■ **Direction**
Search the data below for "Confirm"; list each line that holds it.

■ **Data for this task**

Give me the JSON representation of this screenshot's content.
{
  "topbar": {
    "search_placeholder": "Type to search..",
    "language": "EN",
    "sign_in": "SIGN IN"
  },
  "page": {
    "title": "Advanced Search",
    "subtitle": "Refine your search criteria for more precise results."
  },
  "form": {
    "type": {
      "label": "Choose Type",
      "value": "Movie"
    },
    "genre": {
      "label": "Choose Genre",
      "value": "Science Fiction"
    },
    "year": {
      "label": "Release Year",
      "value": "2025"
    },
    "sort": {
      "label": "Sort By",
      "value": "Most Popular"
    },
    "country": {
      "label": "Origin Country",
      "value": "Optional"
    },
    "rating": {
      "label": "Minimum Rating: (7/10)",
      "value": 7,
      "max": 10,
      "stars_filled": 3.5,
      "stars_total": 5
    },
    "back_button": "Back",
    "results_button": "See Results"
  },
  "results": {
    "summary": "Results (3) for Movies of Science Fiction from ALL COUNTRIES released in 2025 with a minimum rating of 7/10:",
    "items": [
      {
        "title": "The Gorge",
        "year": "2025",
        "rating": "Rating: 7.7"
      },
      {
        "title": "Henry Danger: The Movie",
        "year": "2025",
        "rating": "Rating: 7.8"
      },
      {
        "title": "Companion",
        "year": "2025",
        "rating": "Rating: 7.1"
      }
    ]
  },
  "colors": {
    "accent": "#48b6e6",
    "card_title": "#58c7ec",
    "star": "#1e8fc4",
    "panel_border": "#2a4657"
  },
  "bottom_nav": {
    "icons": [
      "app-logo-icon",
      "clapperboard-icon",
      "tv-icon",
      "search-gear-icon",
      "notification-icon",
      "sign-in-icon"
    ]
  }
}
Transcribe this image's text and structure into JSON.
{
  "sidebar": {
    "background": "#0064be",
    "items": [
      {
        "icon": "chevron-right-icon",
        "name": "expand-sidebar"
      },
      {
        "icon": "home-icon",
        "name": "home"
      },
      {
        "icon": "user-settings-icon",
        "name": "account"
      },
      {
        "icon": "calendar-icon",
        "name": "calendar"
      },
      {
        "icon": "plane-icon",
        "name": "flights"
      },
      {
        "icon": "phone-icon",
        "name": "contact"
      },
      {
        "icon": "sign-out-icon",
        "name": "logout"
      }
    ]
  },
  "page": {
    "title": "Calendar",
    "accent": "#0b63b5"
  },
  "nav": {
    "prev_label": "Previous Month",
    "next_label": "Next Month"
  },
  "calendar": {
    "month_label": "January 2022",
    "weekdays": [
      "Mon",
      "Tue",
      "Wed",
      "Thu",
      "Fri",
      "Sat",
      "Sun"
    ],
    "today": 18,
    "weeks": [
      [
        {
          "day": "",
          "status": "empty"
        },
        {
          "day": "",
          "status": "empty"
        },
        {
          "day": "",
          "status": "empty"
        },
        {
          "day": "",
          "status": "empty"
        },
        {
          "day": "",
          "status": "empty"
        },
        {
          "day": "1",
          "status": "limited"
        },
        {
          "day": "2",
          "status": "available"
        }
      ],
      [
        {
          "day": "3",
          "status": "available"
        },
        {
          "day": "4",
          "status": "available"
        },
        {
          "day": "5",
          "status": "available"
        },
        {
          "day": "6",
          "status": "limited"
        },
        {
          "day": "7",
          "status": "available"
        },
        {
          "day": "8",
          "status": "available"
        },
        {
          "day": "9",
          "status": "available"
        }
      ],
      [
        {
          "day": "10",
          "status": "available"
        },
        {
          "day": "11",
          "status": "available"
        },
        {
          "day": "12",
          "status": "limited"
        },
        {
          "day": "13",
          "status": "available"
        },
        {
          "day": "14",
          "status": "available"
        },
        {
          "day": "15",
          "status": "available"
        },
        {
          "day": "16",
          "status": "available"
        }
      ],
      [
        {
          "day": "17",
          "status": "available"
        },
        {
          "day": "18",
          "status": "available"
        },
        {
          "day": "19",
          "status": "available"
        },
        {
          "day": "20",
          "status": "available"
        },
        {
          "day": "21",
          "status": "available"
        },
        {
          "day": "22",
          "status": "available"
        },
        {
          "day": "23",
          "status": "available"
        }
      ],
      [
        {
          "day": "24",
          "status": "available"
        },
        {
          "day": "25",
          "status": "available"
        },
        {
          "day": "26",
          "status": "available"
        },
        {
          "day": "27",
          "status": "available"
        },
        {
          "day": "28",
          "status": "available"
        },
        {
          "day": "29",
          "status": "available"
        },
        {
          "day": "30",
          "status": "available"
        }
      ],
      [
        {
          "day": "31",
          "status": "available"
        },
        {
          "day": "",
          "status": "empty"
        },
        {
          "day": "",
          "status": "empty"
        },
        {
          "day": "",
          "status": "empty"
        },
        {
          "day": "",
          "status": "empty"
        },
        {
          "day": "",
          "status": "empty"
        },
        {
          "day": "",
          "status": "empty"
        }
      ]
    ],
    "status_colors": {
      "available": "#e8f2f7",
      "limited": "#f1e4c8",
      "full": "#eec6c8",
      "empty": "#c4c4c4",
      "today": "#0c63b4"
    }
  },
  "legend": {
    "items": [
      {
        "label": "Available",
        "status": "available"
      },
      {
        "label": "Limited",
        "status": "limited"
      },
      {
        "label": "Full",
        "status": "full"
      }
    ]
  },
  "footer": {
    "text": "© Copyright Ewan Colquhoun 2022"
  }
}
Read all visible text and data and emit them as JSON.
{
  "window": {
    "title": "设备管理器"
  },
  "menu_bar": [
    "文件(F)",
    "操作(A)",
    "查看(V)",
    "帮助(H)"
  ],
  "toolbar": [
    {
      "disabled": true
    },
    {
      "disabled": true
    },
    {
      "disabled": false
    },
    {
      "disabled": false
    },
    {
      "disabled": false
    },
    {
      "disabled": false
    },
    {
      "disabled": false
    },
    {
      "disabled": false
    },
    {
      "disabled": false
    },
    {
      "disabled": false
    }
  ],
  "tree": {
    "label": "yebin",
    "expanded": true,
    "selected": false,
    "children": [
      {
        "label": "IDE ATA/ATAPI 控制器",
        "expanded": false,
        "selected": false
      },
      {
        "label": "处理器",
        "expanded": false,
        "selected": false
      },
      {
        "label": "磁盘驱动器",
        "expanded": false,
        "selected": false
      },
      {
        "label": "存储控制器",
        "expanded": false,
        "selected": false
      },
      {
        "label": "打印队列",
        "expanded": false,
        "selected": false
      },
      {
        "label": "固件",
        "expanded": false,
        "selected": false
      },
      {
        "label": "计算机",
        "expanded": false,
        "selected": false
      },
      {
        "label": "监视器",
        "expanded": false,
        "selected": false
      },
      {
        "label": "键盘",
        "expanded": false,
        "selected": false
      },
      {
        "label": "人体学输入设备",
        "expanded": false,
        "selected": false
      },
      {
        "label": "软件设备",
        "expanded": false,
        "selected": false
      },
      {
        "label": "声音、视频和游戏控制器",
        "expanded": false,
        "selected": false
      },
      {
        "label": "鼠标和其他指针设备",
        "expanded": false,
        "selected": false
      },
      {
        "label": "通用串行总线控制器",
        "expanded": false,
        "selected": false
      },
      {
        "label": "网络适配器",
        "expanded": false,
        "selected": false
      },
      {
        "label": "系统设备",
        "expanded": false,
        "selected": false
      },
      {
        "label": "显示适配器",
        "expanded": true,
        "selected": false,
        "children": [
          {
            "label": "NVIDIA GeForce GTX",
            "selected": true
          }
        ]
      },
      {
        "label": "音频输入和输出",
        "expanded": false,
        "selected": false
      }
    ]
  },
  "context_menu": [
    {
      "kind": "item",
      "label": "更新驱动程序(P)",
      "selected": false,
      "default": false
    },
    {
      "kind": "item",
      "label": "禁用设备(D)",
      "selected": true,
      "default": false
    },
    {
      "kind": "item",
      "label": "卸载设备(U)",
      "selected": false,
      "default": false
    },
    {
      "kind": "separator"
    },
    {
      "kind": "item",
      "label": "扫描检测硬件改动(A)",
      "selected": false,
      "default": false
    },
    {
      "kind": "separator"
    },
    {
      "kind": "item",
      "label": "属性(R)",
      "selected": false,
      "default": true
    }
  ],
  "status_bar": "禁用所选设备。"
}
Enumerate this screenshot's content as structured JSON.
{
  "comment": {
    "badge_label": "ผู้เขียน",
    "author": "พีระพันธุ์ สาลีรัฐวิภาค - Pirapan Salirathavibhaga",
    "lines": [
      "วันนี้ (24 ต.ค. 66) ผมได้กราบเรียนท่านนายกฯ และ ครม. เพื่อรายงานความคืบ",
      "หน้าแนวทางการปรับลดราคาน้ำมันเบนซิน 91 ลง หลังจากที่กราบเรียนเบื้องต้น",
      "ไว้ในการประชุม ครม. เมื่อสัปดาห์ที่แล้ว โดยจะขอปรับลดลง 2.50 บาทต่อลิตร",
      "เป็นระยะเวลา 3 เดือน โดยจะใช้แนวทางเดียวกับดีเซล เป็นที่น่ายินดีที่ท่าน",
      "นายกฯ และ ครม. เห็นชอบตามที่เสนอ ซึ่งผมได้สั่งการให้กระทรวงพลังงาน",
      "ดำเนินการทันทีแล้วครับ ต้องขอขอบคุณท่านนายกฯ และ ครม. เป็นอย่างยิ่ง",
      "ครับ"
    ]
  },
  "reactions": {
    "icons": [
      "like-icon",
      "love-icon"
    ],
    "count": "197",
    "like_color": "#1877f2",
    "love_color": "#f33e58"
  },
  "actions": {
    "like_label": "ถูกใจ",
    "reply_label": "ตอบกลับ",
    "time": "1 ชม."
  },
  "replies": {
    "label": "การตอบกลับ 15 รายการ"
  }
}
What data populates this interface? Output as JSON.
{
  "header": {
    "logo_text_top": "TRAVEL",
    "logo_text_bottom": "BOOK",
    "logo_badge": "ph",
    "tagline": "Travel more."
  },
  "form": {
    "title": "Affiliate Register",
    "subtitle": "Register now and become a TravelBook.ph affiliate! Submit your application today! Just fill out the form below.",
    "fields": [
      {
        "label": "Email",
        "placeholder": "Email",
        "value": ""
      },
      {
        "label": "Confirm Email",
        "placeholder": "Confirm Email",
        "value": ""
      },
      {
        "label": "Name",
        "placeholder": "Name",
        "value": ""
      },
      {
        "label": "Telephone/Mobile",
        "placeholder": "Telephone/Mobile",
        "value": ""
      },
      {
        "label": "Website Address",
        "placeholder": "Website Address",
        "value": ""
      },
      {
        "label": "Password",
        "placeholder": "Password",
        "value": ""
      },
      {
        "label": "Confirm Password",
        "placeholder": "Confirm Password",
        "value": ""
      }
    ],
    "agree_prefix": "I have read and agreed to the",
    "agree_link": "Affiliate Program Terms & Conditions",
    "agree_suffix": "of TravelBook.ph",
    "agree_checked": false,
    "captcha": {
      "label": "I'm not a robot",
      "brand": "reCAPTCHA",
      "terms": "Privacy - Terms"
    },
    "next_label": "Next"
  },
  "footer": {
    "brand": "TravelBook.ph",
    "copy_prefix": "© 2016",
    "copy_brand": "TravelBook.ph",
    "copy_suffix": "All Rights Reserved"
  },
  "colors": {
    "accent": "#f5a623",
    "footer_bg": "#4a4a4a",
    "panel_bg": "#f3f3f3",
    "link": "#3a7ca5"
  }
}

■ **Task output**
        "label": "Confirm Email",
        "placeholder": "Confirm Email",
        "label": "Confirm Password",
        "placeholder": "Confirm Password",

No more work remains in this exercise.